Exercise goal » Write out the material exactly, leaving every picture behind.

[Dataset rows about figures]

○ ○ ○

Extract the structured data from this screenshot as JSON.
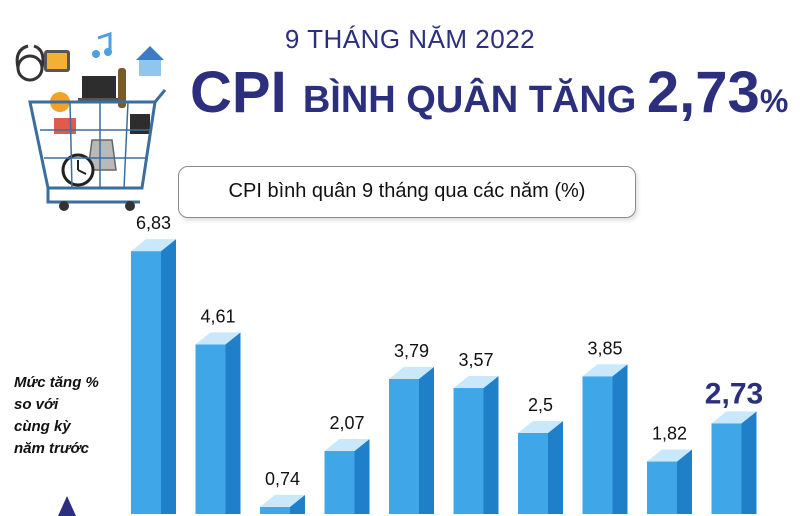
{
  "header": {
    "subtitle": "9 THÁNG NĂM 2022",
    "headline_part1": "CPI ",
    "headline_part2": "BÌNH QUÂN TĂNG ",
    "headline_part3": "2,73",
    "headline_part4": "%"
  },
  "panel_title": "CPI bình quân 9 tháng qua các năm (%)",
  "note_lines": [
    "Mức tăng %",
    "so với",
    "cùng kỳ",
    "năm trước"
  ],
  "colors": {
    "title": "#2b2f7d",
    "bar_front": "#3fa6e8",
    "bar_side": "#1f7fc9",
    "bar_top": "#c9e8fb",
    "highlight_label": "#2b2f7d"
  },
  "icons": [
    "shopping-cart-icon",
    "stethoscope-icon",
    "tv-icon",
    "music-note-icon",
    "house-icon",
    "clock-icon",
    "kettle-icon",
    "wine-bottle-icon",
    "laptop-icon"
  ],
  "chart_data": {
    "type": "bar",
    "values": [
      6.83,
      4.61,
      0.74,
      2.07,
      3.79,
      3.57,
      2.5,
      3.85,
      1.82,
      2.73
    ],
    "labels": [
      "6,83",
      "4,61",
      "0,74",
      "2,07",
      "3,79",
      "3,57",
      "2,5",
      "3,85",
      "1,82",
      "2,73"
    ],
    "highlight_index": 9,
    "title": "CPI bình quân 9 tháng qua các năm (%)"
  }
}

○ ○ ○

Right answer »
Extract the structured data from this screenshot as JSON.
{
  "header": {
    "subtitle": "9 THÁNG NĂM 2022",
    "headline_part1": "CPI ",
    "headline_part2": "BÌNH QUÂN TĂNG ",
    "headline_part3": "2,73",
    "headline_part4": "%"
  },
  "panel_title": "CPI bình quân 9 tháng qua các năm (%)",
  "note_lines": [
    "Mức tăng %",
    "so với",
    "cùng kỳ",
    "năm trước"
  ],
  "colors": {
    "title": "#2b2f7d",
    "bar_front": "#3fa6e8",
    "bar_side": "#1f7fc9",
    "bar_top": "#c9e8fb",
    "highlight_label": "#2b2f7d"
  },
  "icons": [
    "shopping-cart-icon",
    "stethoscope-icon",
    "tv-icon",
    "music-note-icon",
    "house-icon",
    "clock-icon",
    "kettle-icon",
    "wine-bottle-icon",
    "laptop-icon"
  ],
  "chart_data": {
    "type": "bar",
    "values": [
      6.83,
      4.61,
      0.74,
      2.07,
      3.79,
      3.57,
      2.5,
      3.85,
      1.82,
      2.73
    ],
    "labels": [
      "6,83",
      "4,61",
      "0,74",
      "2,07",
      "3,79",
      "3,57",
      "2,5",
      "3,85",
      "1,82",
      "2,73"
    ],
    "highlight_index": 9,
    "title": "CPI bình quân 9 tháng qua các năm (%)"
  }
}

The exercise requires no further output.